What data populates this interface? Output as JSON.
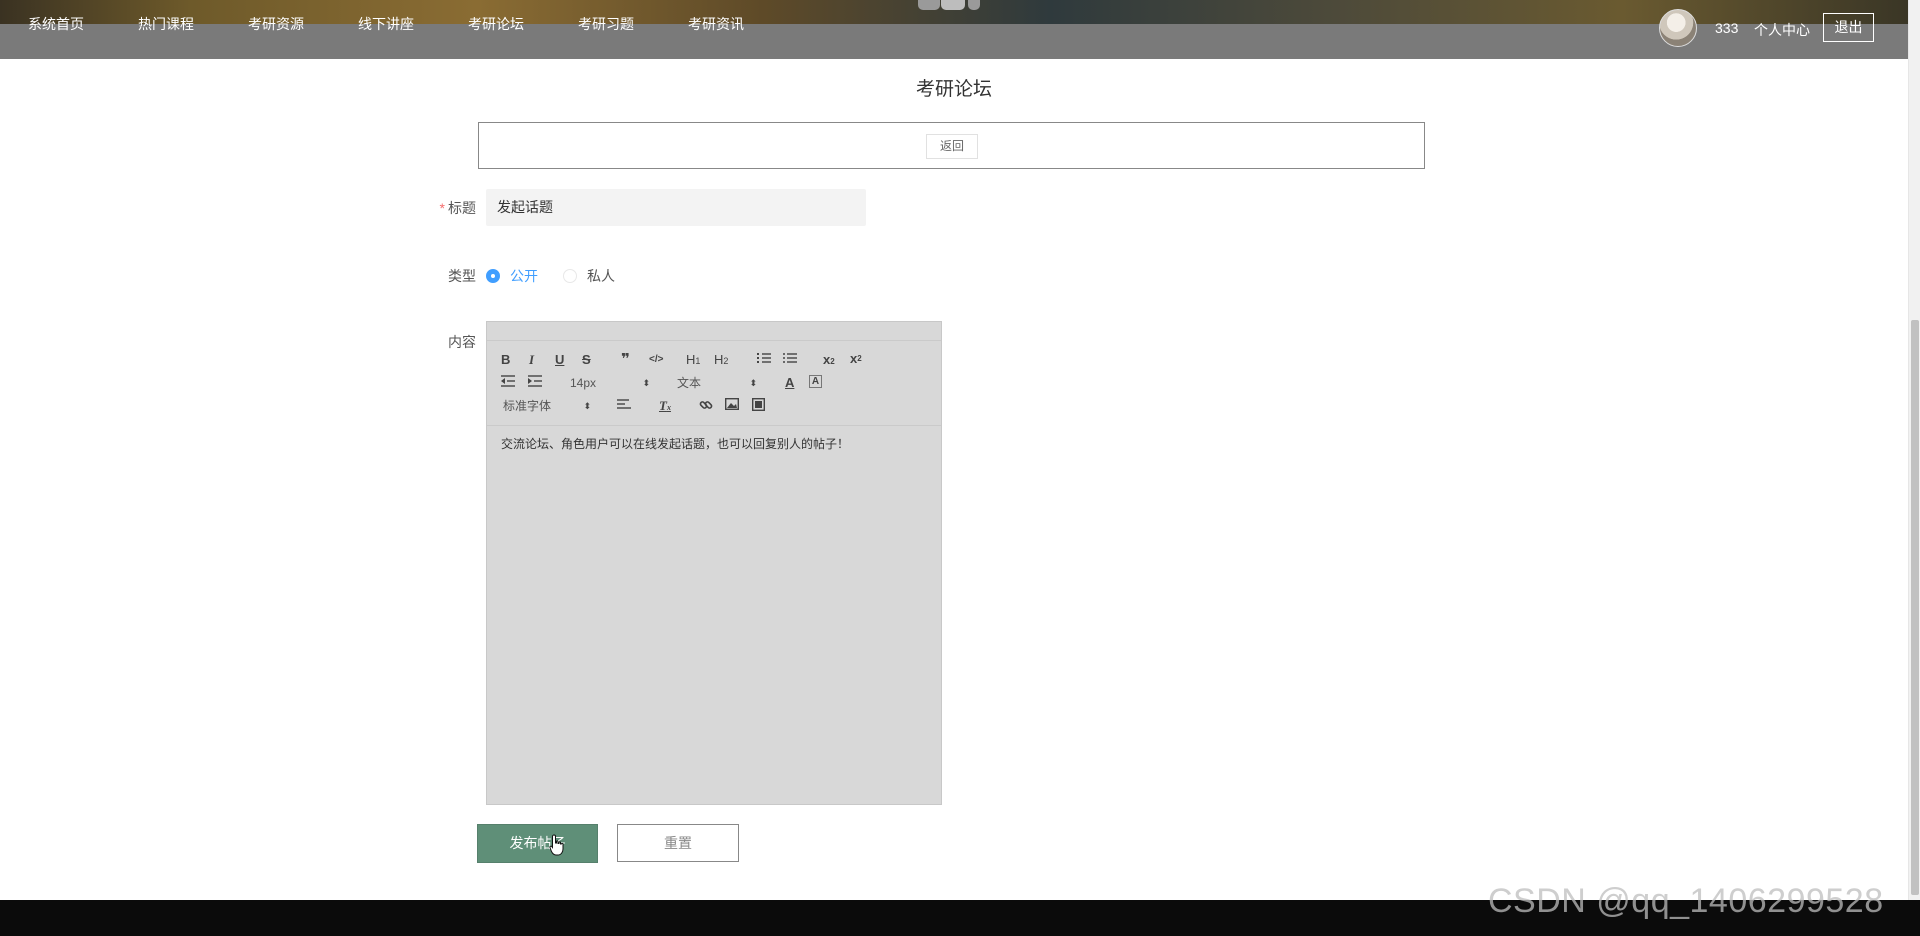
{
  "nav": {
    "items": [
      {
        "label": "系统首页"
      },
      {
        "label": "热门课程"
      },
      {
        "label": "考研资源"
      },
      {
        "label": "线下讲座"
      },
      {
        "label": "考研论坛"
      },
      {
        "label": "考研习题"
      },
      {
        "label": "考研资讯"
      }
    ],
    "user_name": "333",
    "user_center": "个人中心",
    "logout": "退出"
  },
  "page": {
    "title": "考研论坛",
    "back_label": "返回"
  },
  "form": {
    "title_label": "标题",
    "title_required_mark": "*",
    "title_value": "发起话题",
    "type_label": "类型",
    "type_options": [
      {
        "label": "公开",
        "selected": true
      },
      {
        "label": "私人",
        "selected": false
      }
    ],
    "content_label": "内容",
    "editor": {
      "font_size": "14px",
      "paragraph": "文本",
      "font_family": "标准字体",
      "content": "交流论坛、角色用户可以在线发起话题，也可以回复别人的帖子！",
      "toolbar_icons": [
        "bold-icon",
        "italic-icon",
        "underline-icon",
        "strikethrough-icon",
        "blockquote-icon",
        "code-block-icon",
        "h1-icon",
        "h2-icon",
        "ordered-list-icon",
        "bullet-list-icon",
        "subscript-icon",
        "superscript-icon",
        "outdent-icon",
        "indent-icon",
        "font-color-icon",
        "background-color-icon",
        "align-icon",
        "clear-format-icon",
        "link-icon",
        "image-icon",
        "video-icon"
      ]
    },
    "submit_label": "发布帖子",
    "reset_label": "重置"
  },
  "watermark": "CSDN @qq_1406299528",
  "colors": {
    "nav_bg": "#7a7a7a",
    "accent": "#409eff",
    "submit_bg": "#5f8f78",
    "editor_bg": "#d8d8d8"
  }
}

---*---

### Your objective
Set the listing down in full and exactly. Pictures within it should not appear in the copy.

### Complete response
What data populates this interface? Output as JSON.
{
  "nav": {
    "items": [
      {
        "label": "系统首页"
      },
      {
        "label": "热门课程"
      },
      {
        "label": "考研资源"
      },
      {
        "label": "线下讲座"
      },
      {
        "label": "考研论坛"
      },
      {
        "label": "考研习题"
      },
      {
        "label": "考研资讯"
      }
    ],
    "user_name": "333",
    "user_center": "个人中心",
    "logout": "退出"
  },
  "page": {
    "title": "考研论坛",
    "back_label": "返回"
  },
  "form": {
    "title_label": "标题",
    "title_required_mark": "*",
    "title_value": "发起话题",
    "type_label": "类型",
    "type_options": [
      {
        "label": "公开",
        "selected": true
      },
      {
        "label": "私人",
        "selected": false
      }
    ],
    "content_label": "内容",
    "editor": {
      "font_size": "14px",
      "paragraph": "文本",
      "font_family": "标准字体",
      "content": "交流论坛、角色用户可以在线发起话题，也可以回复别人的帖子！",
      "toolbar_icons": [
        "bold-icon",
        "italic-icon",
        "underline-icon",
        "strikethrough-icon",
        "blockquote-icon",
        "code-block-icon",
        "h1-icon",
        "h2-icon",
        "ordered-list-icon",
        "bullet-list-icon",
        "subscript-icon",
        "superscript-icon",
        "outdent-icon",
        "indent-icon",
        "font-color-icon",
        "background-color-icon",
        "align-icon",
        "clear-format-icon",
        "link-icon",
        "image-icon",
        "video-icon"
      ]
    },
    "submit_label": "发布帖子",
    "reset_label": "重置"
  },
  "watermark": "CSDN @qq_1406299528",
  "colors": {
    "nav_bg": "#7a7a7a",
    "accent": "#409eff",
    "submit_bg": "#5f8f78",
    "editor_bg": "#d8d8d8"
  }
}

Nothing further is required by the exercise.